>> START PROVIDED MATERIAL

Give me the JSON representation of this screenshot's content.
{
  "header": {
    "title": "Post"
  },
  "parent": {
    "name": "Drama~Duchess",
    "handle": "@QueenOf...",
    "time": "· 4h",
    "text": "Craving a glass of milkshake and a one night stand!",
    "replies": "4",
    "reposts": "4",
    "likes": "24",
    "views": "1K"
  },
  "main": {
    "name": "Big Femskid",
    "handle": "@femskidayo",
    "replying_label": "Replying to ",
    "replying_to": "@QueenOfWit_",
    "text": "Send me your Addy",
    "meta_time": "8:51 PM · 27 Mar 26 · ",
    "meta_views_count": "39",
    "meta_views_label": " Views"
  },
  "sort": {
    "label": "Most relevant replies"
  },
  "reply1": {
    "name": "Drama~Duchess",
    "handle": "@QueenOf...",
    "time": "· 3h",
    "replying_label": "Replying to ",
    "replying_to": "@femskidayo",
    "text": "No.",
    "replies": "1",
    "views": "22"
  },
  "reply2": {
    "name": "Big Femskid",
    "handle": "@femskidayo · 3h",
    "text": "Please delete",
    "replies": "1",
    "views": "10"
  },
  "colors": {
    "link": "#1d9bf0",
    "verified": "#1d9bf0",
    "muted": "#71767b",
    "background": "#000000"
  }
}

>> END PROVIDED MATERIAL

• REQUIREMENTS: Copy out each record from above, exactly.

• SOLUTION TO THIS PROBLEM:
Give me the JSON representation of this screenshot's content.
{
  "header": {
    "title": "Post"
  },
  "parent": {
    "name": "Drama~Duchess",
    "handle": "@QueenOf...",
    "time": "· 4h",
    "text": "Craving a glass of milkshake and a one night stand!",
    "replies": "4",
    "reposts": "4",
    "likes": "24",
    "views": "1K"
  },
  "main": {
    "name": "Big Femskid",
    "handle": "@femskidayo",
    "replying_label": "Replying to ",
    "replying_to": "@QueenOfWit_",
    "text": "Send me your Addy",
    "meta_time": "8:51 PM · 27 Mar 26 · ",
    "meta_views_count": "39",
    "meta_views_label": " Views"
  },
  "sort": {
    "label": "Most relevant replies"
  },
  "reply1": {
    "name": "Drama~Duchess",
    "handle": "@QueenOf...",
    "time": "· 3h",
    "replying_label": "Replying to ",
    "replying_to": "@femskidayo",
    "text": "No.",
    "replies": "1",
    "views": "22"
  },
  "reply2": {
    "name": "Big Femskid",
    "handle": "@femskidayo · 3h",
    "text": "Please delete",
    "replies": "1",
    "views": "10"
  },
  "colors": {
    "link": "#1d9bf0",
    "verified": "#1d9bf0",
    "muted": "#71767b",
    "background": "#000000"
  }
}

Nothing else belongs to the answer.